### Entries with figure data
───

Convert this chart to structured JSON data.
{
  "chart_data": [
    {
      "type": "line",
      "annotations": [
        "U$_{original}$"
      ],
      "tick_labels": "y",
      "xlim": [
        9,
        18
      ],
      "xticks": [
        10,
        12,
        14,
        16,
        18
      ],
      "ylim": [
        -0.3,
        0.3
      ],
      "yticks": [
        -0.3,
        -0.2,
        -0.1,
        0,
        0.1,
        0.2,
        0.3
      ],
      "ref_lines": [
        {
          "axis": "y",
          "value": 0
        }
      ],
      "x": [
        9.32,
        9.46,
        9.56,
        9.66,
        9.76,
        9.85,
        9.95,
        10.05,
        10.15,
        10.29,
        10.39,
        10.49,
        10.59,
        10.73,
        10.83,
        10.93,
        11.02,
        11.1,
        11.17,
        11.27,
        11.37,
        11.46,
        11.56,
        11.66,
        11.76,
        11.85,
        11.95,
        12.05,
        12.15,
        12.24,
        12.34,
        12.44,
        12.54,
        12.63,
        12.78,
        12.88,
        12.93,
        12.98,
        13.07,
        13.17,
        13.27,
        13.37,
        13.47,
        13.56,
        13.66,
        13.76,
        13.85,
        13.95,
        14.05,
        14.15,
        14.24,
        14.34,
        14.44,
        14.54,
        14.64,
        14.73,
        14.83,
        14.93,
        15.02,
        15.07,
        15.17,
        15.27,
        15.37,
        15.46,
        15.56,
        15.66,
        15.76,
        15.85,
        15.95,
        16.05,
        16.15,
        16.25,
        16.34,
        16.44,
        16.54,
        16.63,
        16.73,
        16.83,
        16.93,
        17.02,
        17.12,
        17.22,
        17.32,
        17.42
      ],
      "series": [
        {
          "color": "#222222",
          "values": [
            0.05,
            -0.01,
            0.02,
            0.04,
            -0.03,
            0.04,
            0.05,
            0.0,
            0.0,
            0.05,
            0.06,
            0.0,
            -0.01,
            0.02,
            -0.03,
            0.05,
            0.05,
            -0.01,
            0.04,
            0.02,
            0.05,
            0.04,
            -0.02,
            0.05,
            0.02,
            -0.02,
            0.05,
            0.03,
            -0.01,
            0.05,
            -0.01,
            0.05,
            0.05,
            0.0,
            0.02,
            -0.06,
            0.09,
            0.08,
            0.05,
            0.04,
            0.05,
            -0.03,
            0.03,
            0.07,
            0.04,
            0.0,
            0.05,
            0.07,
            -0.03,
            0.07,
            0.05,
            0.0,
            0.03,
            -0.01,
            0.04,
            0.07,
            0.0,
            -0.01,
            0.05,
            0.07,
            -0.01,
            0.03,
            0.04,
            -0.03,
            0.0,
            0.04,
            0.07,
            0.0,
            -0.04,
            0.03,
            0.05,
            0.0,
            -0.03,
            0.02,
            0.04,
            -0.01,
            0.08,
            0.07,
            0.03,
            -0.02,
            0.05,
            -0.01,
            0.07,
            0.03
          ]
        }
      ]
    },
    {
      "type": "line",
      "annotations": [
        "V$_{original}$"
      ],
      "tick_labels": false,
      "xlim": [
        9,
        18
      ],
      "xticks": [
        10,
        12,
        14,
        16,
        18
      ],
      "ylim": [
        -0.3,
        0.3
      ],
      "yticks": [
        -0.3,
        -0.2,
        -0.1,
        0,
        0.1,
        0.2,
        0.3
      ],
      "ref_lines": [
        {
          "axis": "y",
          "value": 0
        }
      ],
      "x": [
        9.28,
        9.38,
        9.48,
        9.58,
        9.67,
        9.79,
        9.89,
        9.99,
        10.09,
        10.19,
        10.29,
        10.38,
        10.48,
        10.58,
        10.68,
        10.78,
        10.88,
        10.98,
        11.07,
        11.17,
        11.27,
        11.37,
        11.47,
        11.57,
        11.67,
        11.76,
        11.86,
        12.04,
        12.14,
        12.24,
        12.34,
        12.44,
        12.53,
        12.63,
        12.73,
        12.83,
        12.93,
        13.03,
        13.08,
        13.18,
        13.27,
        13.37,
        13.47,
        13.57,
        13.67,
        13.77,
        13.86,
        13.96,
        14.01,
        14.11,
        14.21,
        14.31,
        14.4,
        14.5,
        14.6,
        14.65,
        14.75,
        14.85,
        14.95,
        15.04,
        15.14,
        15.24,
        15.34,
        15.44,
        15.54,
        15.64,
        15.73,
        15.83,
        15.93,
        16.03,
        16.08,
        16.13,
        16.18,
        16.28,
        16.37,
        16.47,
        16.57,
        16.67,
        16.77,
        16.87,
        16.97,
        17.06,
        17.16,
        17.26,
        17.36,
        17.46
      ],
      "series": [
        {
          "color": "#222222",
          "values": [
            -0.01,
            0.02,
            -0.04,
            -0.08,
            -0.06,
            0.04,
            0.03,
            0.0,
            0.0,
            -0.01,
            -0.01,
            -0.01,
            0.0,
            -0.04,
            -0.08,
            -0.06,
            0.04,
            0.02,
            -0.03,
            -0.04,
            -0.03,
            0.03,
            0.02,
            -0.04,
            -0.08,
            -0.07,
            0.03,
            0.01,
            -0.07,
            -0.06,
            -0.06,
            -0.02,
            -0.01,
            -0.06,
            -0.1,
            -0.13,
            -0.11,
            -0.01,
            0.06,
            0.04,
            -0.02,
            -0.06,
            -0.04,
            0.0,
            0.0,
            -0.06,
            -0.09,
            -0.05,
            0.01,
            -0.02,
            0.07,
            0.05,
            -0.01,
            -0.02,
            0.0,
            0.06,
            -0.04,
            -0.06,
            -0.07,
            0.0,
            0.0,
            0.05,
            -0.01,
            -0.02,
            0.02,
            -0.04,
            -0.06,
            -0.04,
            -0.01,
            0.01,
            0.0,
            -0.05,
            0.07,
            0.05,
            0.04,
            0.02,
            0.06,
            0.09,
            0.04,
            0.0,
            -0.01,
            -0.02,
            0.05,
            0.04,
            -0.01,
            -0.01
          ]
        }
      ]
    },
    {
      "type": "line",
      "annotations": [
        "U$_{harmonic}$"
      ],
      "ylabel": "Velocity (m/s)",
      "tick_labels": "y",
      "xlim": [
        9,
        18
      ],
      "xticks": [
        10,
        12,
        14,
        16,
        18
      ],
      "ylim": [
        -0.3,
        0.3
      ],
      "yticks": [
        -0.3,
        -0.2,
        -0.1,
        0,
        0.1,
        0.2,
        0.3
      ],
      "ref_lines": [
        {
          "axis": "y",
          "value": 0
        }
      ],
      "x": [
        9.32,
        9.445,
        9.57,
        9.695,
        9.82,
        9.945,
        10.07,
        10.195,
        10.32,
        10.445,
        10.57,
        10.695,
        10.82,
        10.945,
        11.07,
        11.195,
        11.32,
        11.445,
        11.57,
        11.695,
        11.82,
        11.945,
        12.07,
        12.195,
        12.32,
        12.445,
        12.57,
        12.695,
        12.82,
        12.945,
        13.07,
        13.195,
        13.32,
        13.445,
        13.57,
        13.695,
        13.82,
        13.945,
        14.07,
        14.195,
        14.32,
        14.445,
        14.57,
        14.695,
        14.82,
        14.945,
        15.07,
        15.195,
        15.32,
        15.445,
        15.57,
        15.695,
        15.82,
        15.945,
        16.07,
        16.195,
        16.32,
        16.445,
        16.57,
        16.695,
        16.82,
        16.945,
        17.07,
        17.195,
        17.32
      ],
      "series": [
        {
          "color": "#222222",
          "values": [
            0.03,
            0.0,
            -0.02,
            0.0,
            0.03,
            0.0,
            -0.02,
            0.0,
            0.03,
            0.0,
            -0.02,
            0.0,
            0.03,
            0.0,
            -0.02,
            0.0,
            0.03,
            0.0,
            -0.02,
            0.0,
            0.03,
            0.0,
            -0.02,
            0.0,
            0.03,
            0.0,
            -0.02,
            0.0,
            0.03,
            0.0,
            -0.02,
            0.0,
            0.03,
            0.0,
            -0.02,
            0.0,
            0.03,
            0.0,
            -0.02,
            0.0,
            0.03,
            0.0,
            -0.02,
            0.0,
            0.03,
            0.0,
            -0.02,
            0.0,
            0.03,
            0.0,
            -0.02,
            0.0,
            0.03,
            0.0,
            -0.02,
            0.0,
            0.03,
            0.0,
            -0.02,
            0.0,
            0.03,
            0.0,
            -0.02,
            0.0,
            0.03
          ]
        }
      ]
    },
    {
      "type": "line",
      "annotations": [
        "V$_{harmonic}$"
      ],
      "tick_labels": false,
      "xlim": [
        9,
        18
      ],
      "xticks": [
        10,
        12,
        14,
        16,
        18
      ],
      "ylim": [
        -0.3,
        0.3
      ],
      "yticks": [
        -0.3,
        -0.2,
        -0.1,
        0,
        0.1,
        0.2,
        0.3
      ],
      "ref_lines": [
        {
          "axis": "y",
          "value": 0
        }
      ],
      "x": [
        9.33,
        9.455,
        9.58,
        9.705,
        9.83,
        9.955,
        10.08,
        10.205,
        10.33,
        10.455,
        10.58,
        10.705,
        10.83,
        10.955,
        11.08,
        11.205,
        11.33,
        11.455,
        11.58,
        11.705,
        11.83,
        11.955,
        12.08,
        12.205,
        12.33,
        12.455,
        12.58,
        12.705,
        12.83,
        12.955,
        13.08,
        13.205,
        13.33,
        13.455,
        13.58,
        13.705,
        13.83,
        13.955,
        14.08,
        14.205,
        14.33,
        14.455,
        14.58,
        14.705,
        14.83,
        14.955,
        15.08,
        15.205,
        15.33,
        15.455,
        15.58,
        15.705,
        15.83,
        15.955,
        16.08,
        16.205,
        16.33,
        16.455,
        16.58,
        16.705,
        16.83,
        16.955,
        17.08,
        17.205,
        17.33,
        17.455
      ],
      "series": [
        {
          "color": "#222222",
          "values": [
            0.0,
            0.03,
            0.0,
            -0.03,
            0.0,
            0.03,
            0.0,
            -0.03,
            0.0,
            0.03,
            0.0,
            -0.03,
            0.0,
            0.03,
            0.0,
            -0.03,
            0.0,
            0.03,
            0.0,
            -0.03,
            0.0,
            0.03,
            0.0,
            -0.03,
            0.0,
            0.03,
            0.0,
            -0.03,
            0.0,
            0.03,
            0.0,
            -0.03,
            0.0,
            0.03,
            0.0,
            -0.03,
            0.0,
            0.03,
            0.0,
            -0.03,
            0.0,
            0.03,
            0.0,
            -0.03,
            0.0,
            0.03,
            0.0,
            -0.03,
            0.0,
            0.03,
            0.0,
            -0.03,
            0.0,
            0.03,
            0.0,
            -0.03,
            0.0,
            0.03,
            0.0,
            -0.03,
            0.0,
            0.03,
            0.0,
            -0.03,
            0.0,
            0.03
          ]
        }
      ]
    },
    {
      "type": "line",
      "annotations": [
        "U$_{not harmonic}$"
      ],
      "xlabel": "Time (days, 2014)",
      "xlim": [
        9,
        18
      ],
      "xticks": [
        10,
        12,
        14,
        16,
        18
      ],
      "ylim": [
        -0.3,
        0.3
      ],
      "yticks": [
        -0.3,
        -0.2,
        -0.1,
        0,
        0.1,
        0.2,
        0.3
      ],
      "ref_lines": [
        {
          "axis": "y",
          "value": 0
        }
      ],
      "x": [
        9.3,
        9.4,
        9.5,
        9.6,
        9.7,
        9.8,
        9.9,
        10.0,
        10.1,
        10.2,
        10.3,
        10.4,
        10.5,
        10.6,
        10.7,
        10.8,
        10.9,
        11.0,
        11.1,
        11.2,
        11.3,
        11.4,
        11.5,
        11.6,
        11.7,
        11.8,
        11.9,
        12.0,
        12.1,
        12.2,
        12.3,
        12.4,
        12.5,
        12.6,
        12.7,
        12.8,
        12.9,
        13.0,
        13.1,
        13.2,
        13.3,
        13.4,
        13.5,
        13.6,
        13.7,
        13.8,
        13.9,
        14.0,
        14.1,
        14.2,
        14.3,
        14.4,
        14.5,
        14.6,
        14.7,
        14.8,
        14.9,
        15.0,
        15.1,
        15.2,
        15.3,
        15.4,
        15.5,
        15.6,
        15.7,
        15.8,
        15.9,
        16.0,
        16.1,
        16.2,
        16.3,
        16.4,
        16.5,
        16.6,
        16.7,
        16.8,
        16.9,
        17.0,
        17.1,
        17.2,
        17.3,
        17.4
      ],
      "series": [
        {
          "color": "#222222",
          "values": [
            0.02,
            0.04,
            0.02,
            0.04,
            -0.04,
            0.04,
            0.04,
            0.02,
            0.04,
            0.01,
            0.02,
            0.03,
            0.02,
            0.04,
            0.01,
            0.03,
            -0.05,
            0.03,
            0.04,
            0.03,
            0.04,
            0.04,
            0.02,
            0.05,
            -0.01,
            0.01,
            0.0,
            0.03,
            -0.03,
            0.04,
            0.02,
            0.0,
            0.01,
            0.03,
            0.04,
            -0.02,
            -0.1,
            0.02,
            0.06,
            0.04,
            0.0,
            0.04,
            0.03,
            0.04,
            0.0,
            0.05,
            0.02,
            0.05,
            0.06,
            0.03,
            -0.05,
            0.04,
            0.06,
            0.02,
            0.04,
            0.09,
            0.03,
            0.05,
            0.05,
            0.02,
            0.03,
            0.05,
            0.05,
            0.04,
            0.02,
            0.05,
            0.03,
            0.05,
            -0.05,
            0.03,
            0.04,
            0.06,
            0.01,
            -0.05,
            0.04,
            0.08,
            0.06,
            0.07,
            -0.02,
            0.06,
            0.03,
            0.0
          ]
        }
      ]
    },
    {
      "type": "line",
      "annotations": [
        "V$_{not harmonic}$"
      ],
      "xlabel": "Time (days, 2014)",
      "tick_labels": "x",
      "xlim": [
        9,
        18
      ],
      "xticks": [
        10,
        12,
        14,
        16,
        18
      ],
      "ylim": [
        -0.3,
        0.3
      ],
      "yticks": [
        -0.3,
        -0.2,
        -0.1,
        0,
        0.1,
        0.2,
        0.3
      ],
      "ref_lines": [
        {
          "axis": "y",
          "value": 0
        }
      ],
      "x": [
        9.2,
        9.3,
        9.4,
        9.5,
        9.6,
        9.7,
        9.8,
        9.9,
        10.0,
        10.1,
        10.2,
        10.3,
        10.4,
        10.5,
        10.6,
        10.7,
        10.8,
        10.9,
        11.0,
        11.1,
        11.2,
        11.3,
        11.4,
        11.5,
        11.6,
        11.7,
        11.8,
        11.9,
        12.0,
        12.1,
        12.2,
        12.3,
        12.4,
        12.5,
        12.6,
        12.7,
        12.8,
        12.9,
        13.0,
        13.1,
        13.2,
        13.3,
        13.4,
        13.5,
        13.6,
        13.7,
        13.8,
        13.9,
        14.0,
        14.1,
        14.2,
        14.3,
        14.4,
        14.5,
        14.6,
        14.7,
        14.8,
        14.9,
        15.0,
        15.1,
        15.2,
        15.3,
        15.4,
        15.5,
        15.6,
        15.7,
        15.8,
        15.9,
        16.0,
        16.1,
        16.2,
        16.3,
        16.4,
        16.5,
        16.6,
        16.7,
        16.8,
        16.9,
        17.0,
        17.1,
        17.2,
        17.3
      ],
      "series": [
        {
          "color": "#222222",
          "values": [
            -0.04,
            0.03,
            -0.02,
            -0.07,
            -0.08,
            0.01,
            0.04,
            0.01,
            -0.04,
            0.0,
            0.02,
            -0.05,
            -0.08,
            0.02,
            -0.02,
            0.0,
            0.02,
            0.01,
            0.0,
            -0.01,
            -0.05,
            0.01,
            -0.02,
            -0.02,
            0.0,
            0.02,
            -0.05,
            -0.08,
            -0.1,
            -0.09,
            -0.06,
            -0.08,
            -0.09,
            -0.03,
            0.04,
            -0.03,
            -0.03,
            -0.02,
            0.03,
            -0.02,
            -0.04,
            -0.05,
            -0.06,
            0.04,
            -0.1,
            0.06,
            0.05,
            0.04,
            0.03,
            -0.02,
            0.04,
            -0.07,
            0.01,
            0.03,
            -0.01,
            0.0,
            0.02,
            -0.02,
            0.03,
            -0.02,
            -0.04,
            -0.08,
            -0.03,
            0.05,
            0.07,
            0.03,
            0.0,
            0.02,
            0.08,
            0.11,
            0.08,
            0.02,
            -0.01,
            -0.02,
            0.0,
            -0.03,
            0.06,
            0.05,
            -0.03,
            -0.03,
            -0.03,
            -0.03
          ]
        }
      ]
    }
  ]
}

───

### Requirement
Search the data for the word "harmonic" and copy each line where it appears.

### Final result
        "U$_{harmonic}$"
        "V$_{harmonic}$"
        "U$_{not harmonic}$"
        "V$_{not harmonic}$"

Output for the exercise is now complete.